**REQUIREMENT**
Search term "pueblo": copy each line of the data containing it.

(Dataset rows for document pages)

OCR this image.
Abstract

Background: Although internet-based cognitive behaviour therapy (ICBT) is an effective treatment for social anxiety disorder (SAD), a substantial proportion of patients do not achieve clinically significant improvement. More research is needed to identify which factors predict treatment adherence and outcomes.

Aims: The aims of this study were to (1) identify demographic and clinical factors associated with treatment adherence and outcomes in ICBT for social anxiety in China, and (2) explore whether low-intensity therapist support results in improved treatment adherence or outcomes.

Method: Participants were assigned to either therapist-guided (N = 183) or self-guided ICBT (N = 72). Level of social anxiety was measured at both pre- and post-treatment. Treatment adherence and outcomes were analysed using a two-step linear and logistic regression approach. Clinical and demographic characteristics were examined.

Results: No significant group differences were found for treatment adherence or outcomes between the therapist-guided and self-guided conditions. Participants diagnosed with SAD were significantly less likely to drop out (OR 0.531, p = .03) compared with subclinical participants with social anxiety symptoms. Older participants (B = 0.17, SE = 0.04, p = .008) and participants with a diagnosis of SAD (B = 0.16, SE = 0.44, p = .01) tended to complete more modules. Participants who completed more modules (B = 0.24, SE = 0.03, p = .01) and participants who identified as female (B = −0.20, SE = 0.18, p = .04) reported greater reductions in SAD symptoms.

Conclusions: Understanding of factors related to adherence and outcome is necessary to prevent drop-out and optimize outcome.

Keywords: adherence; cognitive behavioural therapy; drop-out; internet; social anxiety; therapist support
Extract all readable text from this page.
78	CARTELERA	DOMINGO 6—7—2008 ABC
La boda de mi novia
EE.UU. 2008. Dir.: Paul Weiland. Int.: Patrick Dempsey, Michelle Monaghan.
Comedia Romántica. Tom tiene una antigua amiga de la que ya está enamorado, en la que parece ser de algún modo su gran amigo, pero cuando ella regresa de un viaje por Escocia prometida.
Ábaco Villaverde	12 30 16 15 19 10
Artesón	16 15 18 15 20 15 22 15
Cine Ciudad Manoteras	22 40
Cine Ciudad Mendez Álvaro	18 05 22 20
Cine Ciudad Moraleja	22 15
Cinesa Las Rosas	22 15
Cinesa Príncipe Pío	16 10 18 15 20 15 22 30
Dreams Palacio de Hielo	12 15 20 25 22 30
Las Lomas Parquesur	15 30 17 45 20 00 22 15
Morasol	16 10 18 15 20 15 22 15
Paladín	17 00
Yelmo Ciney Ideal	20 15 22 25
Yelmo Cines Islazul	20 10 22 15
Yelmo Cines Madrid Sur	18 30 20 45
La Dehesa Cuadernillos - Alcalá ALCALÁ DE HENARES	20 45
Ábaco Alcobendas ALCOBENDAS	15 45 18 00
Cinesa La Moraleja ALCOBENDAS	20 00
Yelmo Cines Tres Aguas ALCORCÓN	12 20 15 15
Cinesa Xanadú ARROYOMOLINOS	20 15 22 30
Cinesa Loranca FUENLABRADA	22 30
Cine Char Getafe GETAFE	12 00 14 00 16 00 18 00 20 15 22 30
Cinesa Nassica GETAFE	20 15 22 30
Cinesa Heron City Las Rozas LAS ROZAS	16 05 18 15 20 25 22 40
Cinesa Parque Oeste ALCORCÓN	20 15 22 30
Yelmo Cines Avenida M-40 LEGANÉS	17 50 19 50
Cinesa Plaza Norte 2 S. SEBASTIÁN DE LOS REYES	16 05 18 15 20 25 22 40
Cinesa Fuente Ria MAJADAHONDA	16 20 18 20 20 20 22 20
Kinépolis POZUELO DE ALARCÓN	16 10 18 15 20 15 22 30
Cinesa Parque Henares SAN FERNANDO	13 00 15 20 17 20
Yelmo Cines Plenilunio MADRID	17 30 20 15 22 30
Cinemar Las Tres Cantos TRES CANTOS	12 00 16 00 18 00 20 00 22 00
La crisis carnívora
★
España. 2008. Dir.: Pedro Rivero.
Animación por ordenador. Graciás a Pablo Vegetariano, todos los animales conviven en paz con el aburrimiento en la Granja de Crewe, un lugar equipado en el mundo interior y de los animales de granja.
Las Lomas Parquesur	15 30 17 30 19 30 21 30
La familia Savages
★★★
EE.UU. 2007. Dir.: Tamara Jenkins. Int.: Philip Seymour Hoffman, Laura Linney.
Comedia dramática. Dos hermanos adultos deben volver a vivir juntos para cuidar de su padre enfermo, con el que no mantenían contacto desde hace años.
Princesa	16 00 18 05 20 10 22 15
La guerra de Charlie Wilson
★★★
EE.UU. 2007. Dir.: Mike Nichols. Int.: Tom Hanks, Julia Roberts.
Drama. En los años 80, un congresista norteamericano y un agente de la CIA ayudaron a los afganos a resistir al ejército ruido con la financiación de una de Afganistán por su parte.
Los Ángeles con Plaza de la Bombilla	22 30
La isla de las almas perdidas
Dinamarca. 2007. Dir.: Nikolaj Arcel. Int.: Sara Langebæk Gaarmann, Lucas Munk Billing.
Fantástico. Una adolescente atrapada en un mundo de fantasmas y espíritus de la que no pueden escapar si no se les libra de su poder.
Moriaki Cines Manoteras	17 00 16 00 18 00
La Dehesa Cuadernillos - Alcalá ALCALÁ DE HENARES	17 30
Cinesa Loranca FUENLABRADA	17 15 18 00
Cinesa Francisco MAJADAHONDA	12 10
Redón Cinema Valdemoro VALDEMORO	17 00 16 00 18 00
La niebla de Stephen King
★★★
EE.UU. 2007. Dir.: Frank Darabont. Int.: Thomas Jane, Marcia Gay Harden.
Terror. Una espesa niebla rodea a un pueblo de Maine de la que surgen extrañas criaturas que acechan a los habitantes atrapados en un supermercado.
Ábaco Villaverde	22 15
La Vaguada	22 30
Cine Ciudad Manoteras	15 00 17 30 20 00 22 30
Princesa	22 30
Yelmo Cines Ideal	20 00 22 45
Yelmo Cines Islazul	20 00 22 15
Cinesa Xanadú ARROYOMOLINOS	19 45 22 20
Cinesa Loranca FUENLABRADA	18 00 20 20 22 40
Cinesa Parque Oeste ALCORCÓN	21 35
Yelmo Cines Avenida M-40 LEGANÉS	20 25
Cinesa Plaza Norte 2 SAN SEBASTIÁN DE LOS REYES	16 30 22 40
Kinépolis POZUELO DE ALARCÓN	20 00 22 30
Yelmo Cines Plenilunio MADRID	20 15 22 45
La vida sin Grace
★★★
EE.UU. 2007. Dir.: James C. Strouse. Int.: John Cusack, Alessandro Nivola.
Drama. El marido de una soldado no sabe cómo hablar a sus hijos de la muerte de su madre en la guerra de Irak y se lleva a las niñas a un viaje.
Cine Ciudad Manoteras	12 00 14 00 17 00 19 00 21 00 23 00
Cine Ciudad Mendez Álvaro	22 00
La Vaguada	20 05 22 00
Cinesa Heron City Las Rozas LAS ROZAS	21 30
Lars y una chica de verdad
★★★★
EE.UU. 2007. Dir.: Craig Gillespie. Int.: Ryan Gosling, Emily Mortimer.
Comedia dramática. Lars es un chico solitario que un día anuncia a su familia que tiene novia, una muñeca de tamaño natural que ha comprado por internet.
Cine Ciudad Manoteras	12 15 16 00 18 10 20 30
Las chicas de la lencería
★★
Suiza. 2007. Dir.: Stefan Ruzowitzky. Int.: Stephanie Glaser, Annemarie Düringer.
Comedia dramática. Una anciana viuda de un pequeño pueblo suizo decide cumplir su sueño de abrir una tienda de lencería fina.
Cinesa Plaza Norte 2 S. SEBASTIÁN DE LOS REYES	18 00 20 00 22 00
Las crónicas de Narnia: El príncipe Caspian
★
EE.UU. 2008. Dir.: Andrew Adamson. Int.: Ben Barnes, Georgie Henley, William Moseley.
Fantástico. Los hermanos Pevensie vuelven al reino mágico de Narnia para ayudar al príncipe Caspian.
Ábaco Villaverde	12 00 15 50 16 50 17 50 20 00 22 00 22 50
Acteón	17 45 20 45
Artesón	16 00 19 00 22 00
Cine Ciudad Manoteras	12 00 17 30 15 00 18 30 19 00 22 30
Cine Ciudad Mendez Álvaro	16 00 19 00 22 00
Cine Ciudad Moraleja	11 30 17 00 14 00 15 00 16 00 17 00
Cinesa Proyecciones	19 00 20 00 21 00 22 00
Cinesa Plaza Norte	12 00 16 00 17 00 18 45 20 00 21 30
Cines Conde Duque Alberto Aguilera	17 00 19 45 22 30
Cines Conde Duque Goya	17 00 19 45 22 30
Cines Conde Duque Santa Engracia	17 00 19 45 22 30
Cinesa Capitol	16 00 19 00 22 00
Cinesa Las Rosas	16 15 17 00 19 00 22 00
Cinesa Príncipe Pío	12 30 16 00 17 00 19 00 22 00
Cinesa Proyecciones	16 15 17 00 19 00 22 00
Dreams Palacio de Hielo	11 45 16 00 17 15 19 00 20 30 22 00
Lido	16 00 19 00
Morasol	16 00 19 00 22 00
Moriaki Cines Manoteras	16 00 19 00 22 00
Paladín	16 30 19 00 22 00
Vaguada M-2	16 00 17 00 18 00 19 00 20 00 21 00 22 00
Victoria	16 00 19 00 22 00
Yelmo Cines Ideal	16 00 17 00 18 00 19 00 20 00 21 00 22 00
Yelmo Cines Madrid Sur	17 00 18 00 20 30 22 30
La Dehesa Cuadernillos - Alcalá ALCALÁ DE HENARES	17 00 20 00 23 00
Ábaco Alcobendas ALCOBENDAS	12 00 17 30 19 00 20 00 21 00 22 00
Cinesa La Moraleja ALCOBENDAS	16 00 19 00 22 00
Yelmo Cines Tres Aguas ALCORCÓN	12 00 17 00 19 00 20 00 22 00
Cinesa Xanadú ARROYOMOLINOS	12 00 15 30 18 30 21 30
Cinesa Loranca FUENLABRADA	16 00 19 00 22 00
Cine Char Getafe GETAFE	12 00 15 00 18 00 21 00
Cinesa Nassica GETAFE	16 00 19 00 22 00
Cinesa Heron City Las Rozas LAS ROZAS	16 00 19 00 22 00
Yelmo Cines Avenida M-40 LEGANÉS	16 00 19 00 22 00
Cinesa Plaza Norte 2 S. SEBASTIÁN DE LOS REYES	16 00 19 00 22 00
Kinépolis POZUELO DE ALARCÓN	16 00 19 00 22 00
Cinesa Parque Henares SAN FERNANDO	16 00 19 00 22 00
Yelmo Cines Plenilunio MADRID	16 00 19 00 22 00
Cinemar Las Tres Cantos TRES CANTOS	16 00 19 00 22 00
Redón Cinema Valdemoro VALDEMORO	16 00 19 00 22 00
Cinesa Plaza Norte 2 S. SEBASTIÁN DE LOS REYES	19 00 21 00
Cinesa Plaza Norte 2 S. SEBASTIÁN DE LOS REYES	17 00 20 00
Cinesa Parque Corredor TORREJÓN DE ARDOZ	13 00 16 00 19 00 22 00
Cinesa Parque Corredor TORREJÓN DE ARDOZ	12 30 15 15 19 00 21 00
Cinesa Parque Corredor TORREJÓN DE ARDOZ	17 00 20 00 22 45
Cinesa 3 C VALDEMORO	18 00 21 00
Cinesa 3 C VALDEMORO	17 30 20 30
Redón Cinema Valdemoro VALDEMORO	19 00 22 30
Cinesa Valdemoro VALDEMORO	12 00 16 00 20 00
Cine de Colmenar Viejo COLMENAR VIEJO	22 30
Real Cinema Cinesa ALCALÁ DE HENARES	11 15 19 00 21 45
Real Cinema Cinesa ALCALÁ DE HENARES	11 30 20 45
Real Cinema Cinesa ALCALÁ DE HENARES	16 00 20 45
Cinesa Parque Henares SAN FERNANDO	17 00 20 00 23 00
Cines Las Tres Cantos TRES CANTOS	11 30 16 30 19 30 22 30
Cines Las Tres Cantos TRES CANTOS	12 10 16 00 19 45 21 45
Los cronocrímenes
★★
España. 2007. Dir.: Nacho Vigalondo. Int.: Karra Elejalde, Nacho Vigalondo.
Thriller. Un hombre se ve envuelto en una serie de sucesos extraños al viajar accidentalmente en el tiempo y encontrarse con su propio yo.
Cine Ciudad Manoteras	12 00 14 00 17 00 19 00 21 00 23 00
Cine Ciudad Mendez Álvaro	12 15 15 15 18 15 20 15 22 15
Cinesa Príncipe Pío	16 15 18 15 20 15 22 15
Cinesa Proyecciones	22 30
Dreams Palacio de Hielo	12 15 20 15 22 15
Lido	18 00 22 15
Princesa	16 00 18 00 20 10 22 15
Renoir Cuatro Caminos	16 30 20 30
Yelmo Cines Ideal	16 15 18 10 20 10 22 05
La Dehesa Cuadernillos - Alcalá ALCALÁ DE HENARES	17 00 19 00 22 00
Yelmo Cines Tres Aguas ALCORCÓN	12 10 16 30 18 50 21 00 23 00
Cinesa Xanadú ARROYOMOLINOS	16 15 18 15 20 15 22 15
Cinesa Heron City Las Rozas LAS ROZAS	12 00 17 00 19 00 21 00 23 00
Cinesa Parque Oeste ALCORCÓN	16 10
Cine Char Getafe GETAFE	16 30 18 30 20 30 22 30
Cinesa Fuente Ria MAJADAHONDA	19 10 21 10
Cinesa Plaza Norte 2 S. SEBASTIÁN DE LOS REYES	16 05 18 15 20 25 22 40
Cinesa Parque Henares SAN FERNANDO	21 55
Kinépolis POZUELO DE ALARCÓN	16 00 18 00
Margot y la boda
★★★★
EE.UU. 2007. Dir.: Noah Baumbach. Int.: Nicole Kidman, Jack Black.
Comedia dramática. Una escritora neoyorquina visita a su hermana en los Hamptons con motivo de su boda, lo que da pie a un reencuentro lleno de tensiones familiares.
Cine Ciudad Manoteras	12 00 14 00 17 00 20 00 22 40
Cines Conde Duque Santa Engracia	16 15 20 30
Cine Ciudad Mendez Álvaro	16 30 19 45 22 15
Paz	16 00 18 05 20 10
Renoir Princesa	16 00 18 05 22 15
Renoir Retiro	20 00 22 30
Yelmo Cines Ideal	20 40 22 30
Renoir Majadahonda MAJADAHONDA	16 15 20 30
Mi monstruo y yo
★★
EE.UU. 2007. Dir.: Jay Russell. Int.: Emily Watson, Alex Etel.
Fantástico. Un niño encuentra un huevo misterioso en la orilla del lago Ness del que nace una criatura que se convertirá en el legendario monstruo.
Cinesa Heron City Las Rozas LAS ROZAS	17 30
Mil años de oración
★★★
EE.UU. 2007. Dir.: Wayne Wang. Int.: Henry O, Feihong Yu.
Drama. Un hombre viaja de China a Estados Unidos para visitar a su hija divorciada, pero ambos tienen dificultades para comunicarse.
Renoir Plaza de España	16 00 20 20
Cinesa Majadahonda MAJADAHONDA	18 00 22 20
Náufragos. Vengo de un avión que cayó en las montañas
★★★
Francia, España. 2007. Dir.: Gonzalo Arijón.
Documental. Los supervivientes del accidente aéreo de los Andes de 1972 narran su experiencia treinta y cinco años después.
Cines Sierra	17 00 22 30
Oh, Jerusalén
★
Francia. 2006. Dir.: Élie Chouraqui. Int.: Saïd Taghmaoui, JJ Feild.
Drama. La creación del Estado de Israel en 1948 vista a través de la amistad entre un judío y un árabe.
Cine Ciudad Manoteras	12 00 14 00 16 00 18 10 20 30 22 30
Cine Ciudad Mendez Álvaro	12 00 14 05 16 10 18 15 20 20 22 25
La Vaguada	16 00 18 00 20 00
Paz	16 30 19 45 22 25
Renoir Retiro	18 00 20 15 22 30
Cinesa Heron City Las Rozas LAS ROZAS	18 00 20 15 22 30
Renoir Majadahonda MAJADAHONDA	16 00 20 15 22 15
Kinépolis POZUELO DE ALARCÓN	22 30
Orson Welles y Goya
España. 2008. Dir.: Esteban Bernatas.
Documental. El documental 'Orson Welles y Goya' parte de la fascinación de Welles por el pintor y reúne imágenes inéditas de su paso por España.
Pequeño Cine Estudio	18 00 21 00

**RESPONSE**
Terror. Una espesa niebla rodea a un pueblo de Maine de la que surgen extrañas criaturas que acechan a los habitantes atrapados en un supermercado.
Comedia dramática. Una anciana viuda de un pequeño pueblo suizo decide cumplir su sueño de abrir una tienda de lencería fina.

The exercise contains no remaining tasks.